-- REQUIREMENTS --
1. Copy a section of the passage on demand versus quantity demanded. Begin at the words "Demand is the entire price-quantity" and stop after the words "the curve shifts.".
2. In the passage on demand versus quantity demanded, what kind of change causes the demand curve to shift rather than producing a movement along it?
3. Continue the passage on demand versus quantity demanded from where it stops.

-- GIVEN PASSAGE --
************

Based on the demand curve shown, the economy moves from point A to point B due to a change in price only. This is a movement along demand. Which statement is correct?

Demand increases because consumer confidence rises, moving from A to B

Demand increases because the lower price shifts the curve to the right

Quantity demanded increases because price falls from A to B on the same curve

Quantity demanded decreases because price falls from A to B on the same curve

Demand decreases because the lower price shifts the curve to the left

Explanation

Demand is the entire curve showing the price-quantity relationship, while quantity demanded is the specific amount at one price. The graph shows movement from point A (higher price) to point B (lower price) along the same demand curve. According to the law of demand, when price falls, quantity demanded increases—we move down and right along the existing curve. This represents a movement along the demand curve, not a shift, because only price changed. A key misconception is thinking lower prices shift demand right; price changes never shift curves, they only cause movements along them. Strategy: If the curve stays in place and we move between points on it, price is the only thing that changed.

2

Based on the demand curve shown for an economy-wide good, the price increases from $P_1$ to $P_2$ as indicated. This change represents a movement along the demand curve. Which statement correctly describes what happens?

Demand increases because the higher price causes the curve to shift right

Demand shifts right because consumers expect even higher future prices

Quantity demanded increases, moving from point A to point B on the same curve

Quantity demanded decreases, moving from point A to point B on the same curve

Demand decreases because the higher price causes the curve to shift left

Explanation

Demand is the entire price-quantity relationship shown by the curve, while quantity demanded is the specific amount consumers will buy at a particular price. The graph shows movement from point A to point B along the same demand curve as price rises from P₁ to P₂. When price increases, the law of demand tells us quantity demanded decreases—we move up and left along the existing curve. This is a movement along the demand curve, not a shift of the curve itself. A key misconception is thinking that price changes shift the demand curve; they don't—price changes cause movements along the existing curve. Strategy: Ask yourself what changed—if only price changed, it's a movement along; if a non-price factor changed, the curve shifts.

3

Based on the demand curve shown for an economy-wide good, the short run moves from point A to point B due to a price decrease, while the long run shows a demand shift from $D_1$ to $D_2$ due to higher consumer confidence. Which option correctly distinguishes quantity demanded from demand?

************

-- LISTED RECORDS --
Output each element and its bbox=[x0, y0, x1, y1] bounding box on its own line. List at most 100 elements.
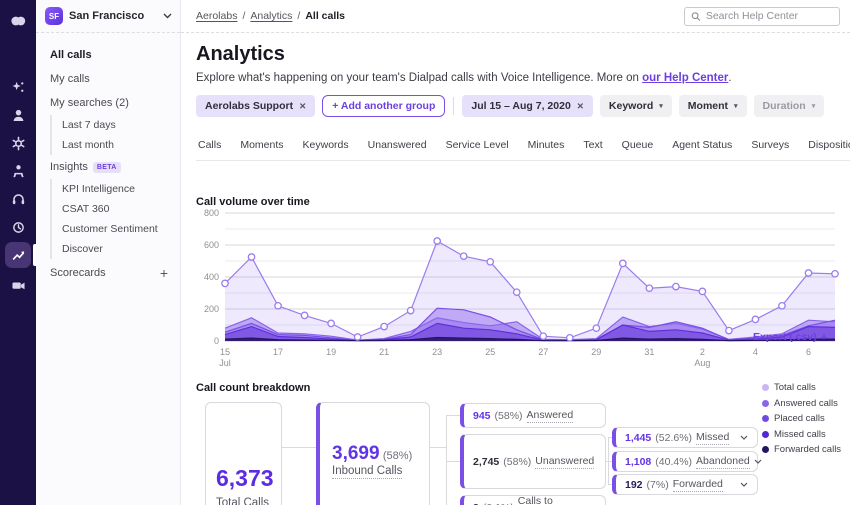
sidebar: SF San Francisco All callsMy calls My sea… bbox=[36, 0, 181, 505]
breadcrumb-link-analytics[interactable]: Analytics bbox=[250, 10, 292, 22]
tab-service-level[interactable]: Service Level bbox=[444, 130, 511, 160]
abandoned-dropdown[interactable]: 1,108 (40.4%) Abandoned bbox=[612, 451, 758, 472]
connector-line bbox=[446, 415, 460, 416]
filter-chip-keyword[interactable]: Keyword▾ bbox=[600, 95, 672, 117]
analytics-trend-icon[interactable] bbox=[5, 242, 31, 268]
tab-unanswered[interactable]: Unanswered bbox=[366, 130, 429, 160]
search-input[interactable] bbox=[706, 10, 833, 22]
svg-text:4: 4 bbox=[753, 347, 758, 357]
filter-chip-jul-15-aug-7-2020[interactable]: Jul 15 – Aug 7, 2020✕ bbox=[462, 95, 593, 117]
breadcrumb-link-aerolabs[interactable]: Aerolabs bbox=[196, 10, 237, 22]
filter-chip-moment[interactable]: Moment▾ bbox=[679, 95, 747, 117]
missed-label: Missed bbox=[696, 431, 729, 445]
filter-chip-aerolabs-support[interactable]: Aerolabs Support✕ bbox=[196, 95, 315, 117]
tab-moments[interactable]: Moments bbox=[238, 130, 285, 160]
chip-label: + Add another group bbox=[332, 100, 435, 112]
connector-line bbox=[282, 447, 316, 448]
coaching-desk-icon[interactable] bbox=[5, 158, 31, 184]
sidebar-item-label: Discover bbox=[62, 243, 103, 255]
export-csv-link[interactable]: Export (.csv) bbox=[753, 331, 828, 343]
help-center-link[interactable]: our Help Center bbox=[642, 72, 728, 84]
workspace-switcher[interactable]: SF San Francisco bbox=[36, 0, 180, 33]
add-scorecard-button[interactable]: + bbox=[160, 265, 170, 281]
sidebar-item-all-calls[interactable]: All calls bbox=[36, 43, 180, 67]
legend-label: Answered calls bbox=[774, 398, 838, 409]
download-arrow-icon bbox=[820, 333, 828, 341]
sidebar-item-last-month[interactable]: Last month bbox=[50, 135, 180, 155]
answered-value: 945 bbox=[473, 410, 491, 422]
svg-text:600: 600 bbox=[204, 240, 219, 250]
legend-item-answered-calls: Answered calls bbox=[762, 398, 841, 409]
tab-minutes[interactable]: Minutes bbox=[526, 130, 567, 160]
voicemail-box[interactable]: 3 (0.1%) Calls to Voicemail bbox=[460, 495, 606, 505]
legend-label: Placed calls bbox=[774, 413, 825, 424]
sidebar-nav: All callsMy calls My searches (2) Last 7 d… bbox=[36, 33, 180, 287]
sidebar-item-csat-360[interactable]: CSAT 360 bbox=[50, 199, 180, 219]
sidebar-item-label: Last month bbox=[62, 139, 114, 151]
tab-keywords[interactable]: Keywords bbox=[301, 130, 351, 160]
inbound-calls-box[interactable]: 3,699 (58%) Inbound Calls bbox=[316, 402, 430, 505]
sidebar-item-customer-sentiment[interactable]: Customer Sentiment bbox=[50, 219, 180, 239]
missed-dropdown[interactable]: 1,445 (52.6%) Missed bbox=[612, 427, 758, 448]
unanswered-box[interactable]: 2,745 (58%) Unanswered bbox=[460, 434, 606, 489]
call-count-breakdown: Call count breakdown 6,373 Total Calls 3… bbox=[196, 380, 850, 505]
connector-line bbox=[446, 415, 447, 505]
tab-queue[interactable]: Queue bbox=[620, 130, 656, 160]
chip-separator bbox=[453, 97, 454, 115]
page-subtitle: Explore what's happening on your team's … bbox=[196, 72, 732, 84]
sidebar-item-my-calls[interactable]: My calls bbox=[36, 67, 180, 91]
sidebar-item-last-7-days[interactable]: Last 7 days bbox=[50, 115, 180, 135]
sidebar-item-my-searches-2[interactable]: My searches (2) bbox=[36, 91, 180, 115]
svg-text:200: 200 bbox=[204, 304, 219, 314]
answered-box[interactable]: 945 (58%) Answered bbox=[460, 403, 606, 428]
chevron-down-icon: ▾ bbox=[734, 102, 738, 110]
legend-label: Forwarded calls bbox=[774, 444, 841, 455]
legend-dot bbox=[762, 415, 769, 422]
filter-chip-duration[interactable]: Duration▾ bbox=[754, 95, 825, 117]
sidebar-item-kpi-intelligence[interactable]: KPI Intelligence bbox=[50, 179, 180, 199]
forwarded-dropdown[interactable]: 192 (7%) Forwarded bbox=[612, 474, 758, 495]
unanswered-pct: (58%) bbox=[503, 456, 531, 468]
sidebar-item-label: My searches (2) bbox=[50, 97, 129, 109]
legend-dot bbox=[762, 431, 769, 438]
legend-dot bbox=[762, 400, 769, 407]
page-title: Analytics bbox=[196, 43, 285, 66]
sidebar-item-discover[interactable]: Discover bbox=[50, 239, 180, 259]
chip-label: Duration bbox=[763, 100, 806, 112]
breadcrumb-separator: / bbox=[242, 10, 245, 22]
history-clock-icon[interactable] bbox=[5, 214, 31, 240]
help-search-box[interactable] bbox=[684, 7, 840, 26]
tab-calls[interactable]: Calls bbox=[196, 130, 223, 160]
answered-label: Answered bbox=[527, 409, 574, 423]
legend-item-forwarded-calls: Forwarded calls bbox=[762, 444, 841, 455]
sidebar-item-scorecards[interactable]: Scorecards+ bbox=[36, 259, 180, 287]
tab-text[interactable]: Text bbox=[581, 130, 604, 160]
tab-agent-status[interactable]: Agent Status bbox=[670, 130, 734, 160]
inbound-calls-pct: (58%) bbox=[383, 450, 412, 462]
inbound-calls-label: Inbound Calls bbox=[332, 465, 402, 479]
main-content: Analytics Explore what's happening on yo… bbox=[181, 33, 850, 505]
headset-icon[interactable] bbox=[5, 186, 31, 212]
breadcrumb-separator: / bbox=[297, 10, 300, 22]
topbar: Aerolabs / Analytics / All calls bbox=[181, 0, 850, 33]
settings-gear-icon[interactable] bbox=[5, 130, 31, 156]
legend-item-placed-calls: Placed calls bbox=[762, 413, 841, 424]
abandoned-pct: (40.4%) bbox=[655, 456, 692, 468]
forwarded-value: 192 bbox=[625, 479, 643, 491]
workspace-avatar: SF bbox=[45, 7, 63, 25]
filter-chip-add-another-group[interactable]: + Add another group bbox=[322, 95, 445, 117]
contacts-person-icon[interactable] bbox=[5, 102, 31, 128]
svg-text:27: 27 bbox=[538, 347, 548, 357]
chip-label: Keyword bbox=[609, 100, 653, 112]
tab-dispositions[interactable]: Dispositions bbox=[806, 130, 850, 160]
total-calls-value: 6,373 bbox=[216, 465, 274, 492]
video-camera-icon[interactable] bbox=[5, 272, 31, 298]
ai-sparkles-icon[interactable] bbox=[5, 74, 31, 100]
tab-surveys[interactable]: Surveys bbox=[749, 130, 791, 160]
missed-value: 1,445 bbox=[625, 432, 651, 444]
total-calls-box[interactable]: 6,373 Total Calls bbox=[205, 402, 282, 505]
close-icon[interactable]: ✕ bbox=[299, 101, 306, 112]
sidebar-item-insights[interactable]: InsightsBETA bbox=[36, 155, 180, 179]
close-icon[interactable]: ✕ bbox=[577, 101, 584, 112]
breakdown-section-title: Call count breakdown bbox=[196, 382, 310, 394]
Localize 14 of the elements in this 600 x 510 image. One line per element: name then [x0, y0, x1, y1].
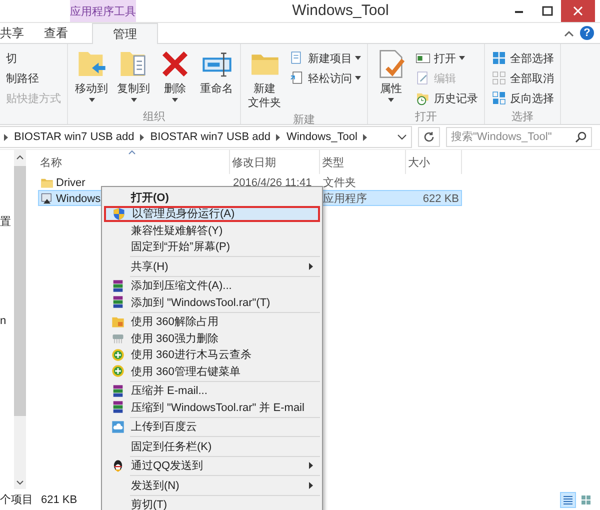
file-size: 622 KB: [422, 192, 459, 204]
file-name: Windows: [56, 192, 101, 204]
contextual-tab-header: 应用程序工具: [70, 0, 136, 22]
file-type: 应用程序: [323, 193, 367, 205]
file-name: Driver: [56, 176, 86, 188]
group-label: 打开: [415, 111, 437, 123]
group-label: 新建: [293, 114, 315, 126]
window-title: Windows_Tool: [291, 1, 390, 21]
group-label: 选择: [512, 111, 534, 123]
file-date: 2016/4/26 11:41: [233, 176, 312, 188]
file-type: 文件夹: [323, 177, 356, 189]
group-label: 组织: [143, 111, 165, 123]
selection-size: 621 KB: [41, 494, 78, 506]
item-count: 个项目: [0, 493, 33, 507]
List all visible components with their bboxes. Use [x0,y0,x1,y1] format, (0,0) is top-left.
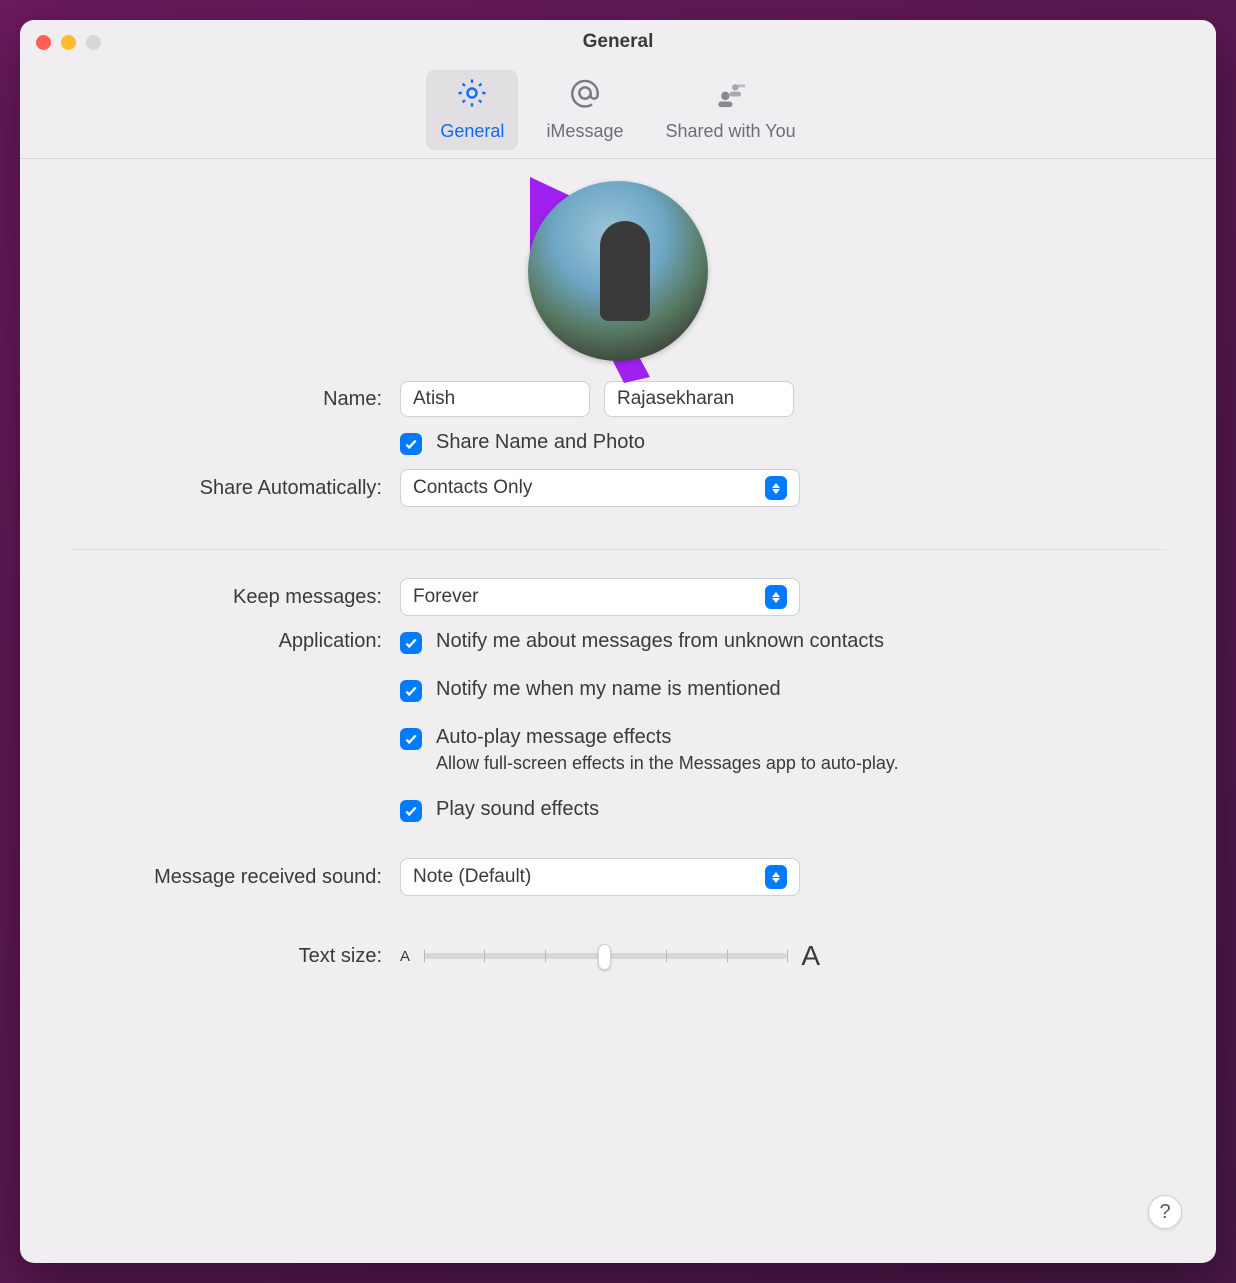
first-name-input[interactable]: Atish [400,381,590,417]
slider-thumb[interactable] [598,944,611,970]
share-auto-select[interactable]: Contacts Only [400,469,800,507]
content-area: Name: Atish Rajasekharan Share Name and … [20,159,1216,1263]
sound-label: Message received sound: [70,866,400,889]
tab-imessage[interactable]: iMessage [532,70,637,150]
divider [70,549,1166,550]
people-icon [714,76,748,115]
autoplay-label: Auto-play message effects [436,726,899,749]
close-window-button[interactable] [36,35,51,50]
name-label: Name: [70,388,400,411]
tab-general[interactable]: General [426,70,518,150]
tab-label: General [440,121,504,142]
text-size-label: Text size: [70,945,400,968]
tab-label: Shared with You [665,121,795,142]
select-stepper-icon [765,865,787,889]
help-button[interactable]: ? [1148,1195,1182,1229]
play-sound-label: Play sound effects [436,798,599,821]
profile-avatar[interactable] [528,181,708,361]
select-value: Note (Default) [413,866,531,888]
notify-unknown-checkbox[interactable] [400,632,422,654]
toolbar: General iMessage Shared wit [20,64,1216,159]
share-auto-label: Share Automatically: [70,477,400,500]
text-size-min-icon: A [400,948,410,965]
tab-shared-with-you[interactable]: Shared with You [651,70,809,150]
last-name-input[interactable]: Rajasekharan [604,381,794,417]
keep-messages-label: Keep messages: [70,586,400,609]
titlebar: General [20,20,1216,64]
notify-mention-label: Notify me when my name is mentioned [436,678,781,701]
play-sound-checkbox[interactable] [400,800,422,822]
select-stepper-icon [765,476,787,500]
autoplay-checkbox[interactable] [400,728,422,750]
select-value: Contacts Only [413,477,532,499]
select-stepper-icon [765,585,787,609]
window-title: General [20,31,1216,53]
notify-unknown-label: Notify me about messages from unknown co… [436,630,884,653]
application-label: Application: [70,630,400,653]
share-name-photo-label: Share Name and Photo [436,431,645,454]
notify-mention-checkbox[interactable] [400,680,422,702]
sound-select[interactable]: Note (Default) [400,858,800,896]
zoom-window-button[interactable] [86,35,101,50]
minimize-window-button[interactable] [61,35,76,50]
keep-messages-select[interactable]: Forever [400,578,800,616]
text-size-slider[interactable] [424,953,787,959]
autoplay-sublabel: Allow full-screen effects in the Message… [436,753,899,774]
share-name-photo-checkbox[interactable] [400,433,422,455]
tab-label: iMessage [546,121,623,142]
at-sign-icon [568,76,602,115]
window-controls [36,35,101,50]
preferences-window: General General iMessage [20,20,1216,1263]
gear-icon [455,76,489,115]
text-size-max-icon: A [801,940,820,972]
select-value: Forever [413,586,478,608]
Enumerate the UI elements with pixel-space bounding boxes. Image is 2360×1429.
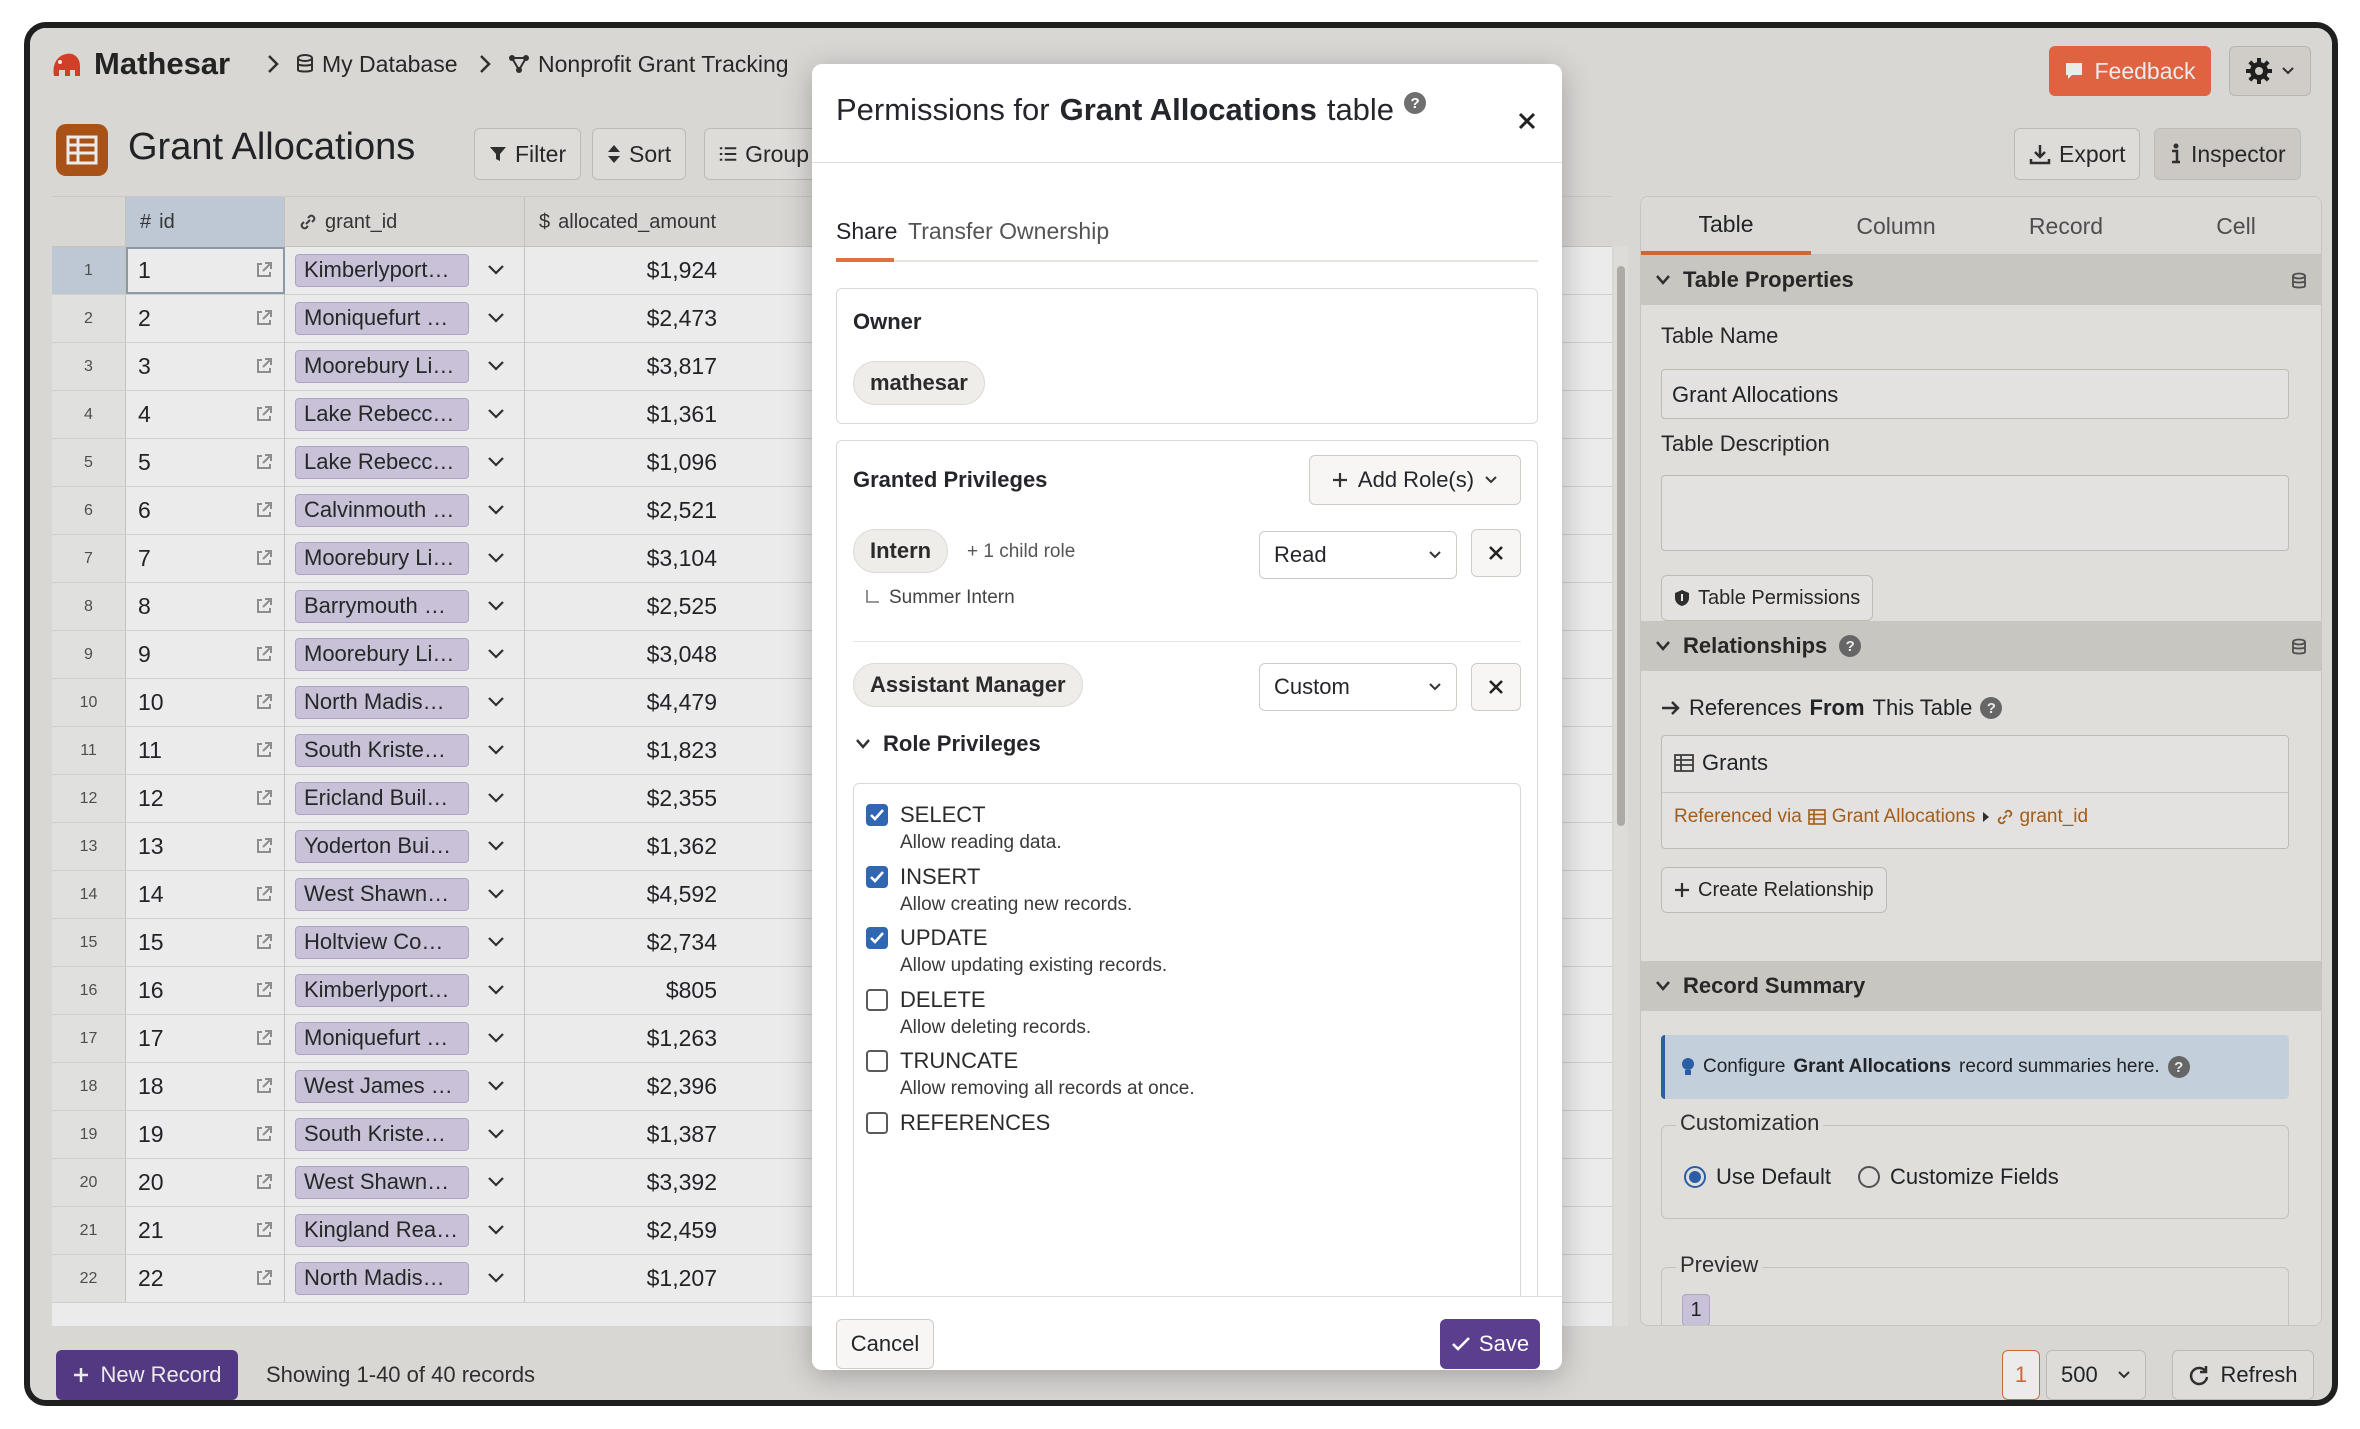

************

-- ANSWERS BY TASK --
1.
Demand is the entire price-quantity relationship shown by the curve, while quantity demanded is the specific amount consumers will buy at a particular price. The graph shows movement from point A to point B along the same demand curve as price rises from P₁ to P₂. When price increases, the law of demand tells us quantity demanded decreases—we move up and left along the existing curve. This is a movement along the demand curve, not a shift of the curve itself. A key misconception is thinking that price changes shift the demand curve; they don't—price changes cause movements along the existing curve. Strategy: Ask yourself what changed—if only price changed, it's a movement along; if a non-price factor changed, the curve shifts.

2. A change in a non-price factor.

3.
In the short run, quantity demanded increases; in the long run, demand increases

In the short run, demand decreases; in the long run, quantity demanded decreases

In the short run, demand increases; in the long run, quantity demanded increases

In the short run, demand increases; in the long run, demand is unchanged

In the short run, quantity demanded decreases; in the long run, demand decreases

Explanation

Demand is the entire curve showing all price-quantity combinations, while quantity demanded is the amount at one specific price. The scenario describes two distinct changes: first, a price decrease causes movement from A to B along D₁ (quantity demanded increases in the short run). Second, higher consumer confidence shifts the entire curve from D₁ to D₂ (demand increases in the long run). This perfectly illustrates the difference—price changes cause movements along curves (affecting quantity demanded), while determinant changes shift curves (affecting demand itself). A key misconception is using these terms interchangeably when they represent fundamentally different concepts. Strategy: Movement along = quantity demanded changes due to price; shift of curve = demand changes due to determinants.

4

Based on the demand curves shown, the economy is at price $P^$ (unchanged). The question concerns a shift from $D_1$ to $D_2$, not a movement along demand. At price $P^$, what happens to quantity demanded?

Quantity demanded decreases from $Q_1$ to $Q_2$ at price $P^*$

Quantity demanded is unchanged because only price can change quantity demanded

Demand decreases because the price level rose from $P_1$ to $P_2$

Quantity demanded increases from $Q_1$ to $Q_2$ at price $P^*$

Demand increases because quantity demanded rose from $Q_1$ to $Q_2$

Explanation

Demand refers to the entire curve relationship, while quantity demanded is the specific amount consumers buy at one price. The graph shows a rightward shift from D₁ to D₂ with price held constant at P*. At any given price, a rightward shift means consumers now want to buy more—so at price P*, quantity demanded increases from Q₁ to Q₂. This illustrates how demand shifts change quantity demanded even when price doesn't change. A misconception is thinking quantity demanded can only change if price changes—but shifts in demand change quantity demanded at every price, including the current one. Strategy: When demand shifts right, quantity demanded increases at every price; when demand shifts left, quantity demanded decreases at every price.

5

Based on the demand curves shown for real output (Real GDP), which macro-level determinant most likely caused the shift from $D_1$ to $D_2$?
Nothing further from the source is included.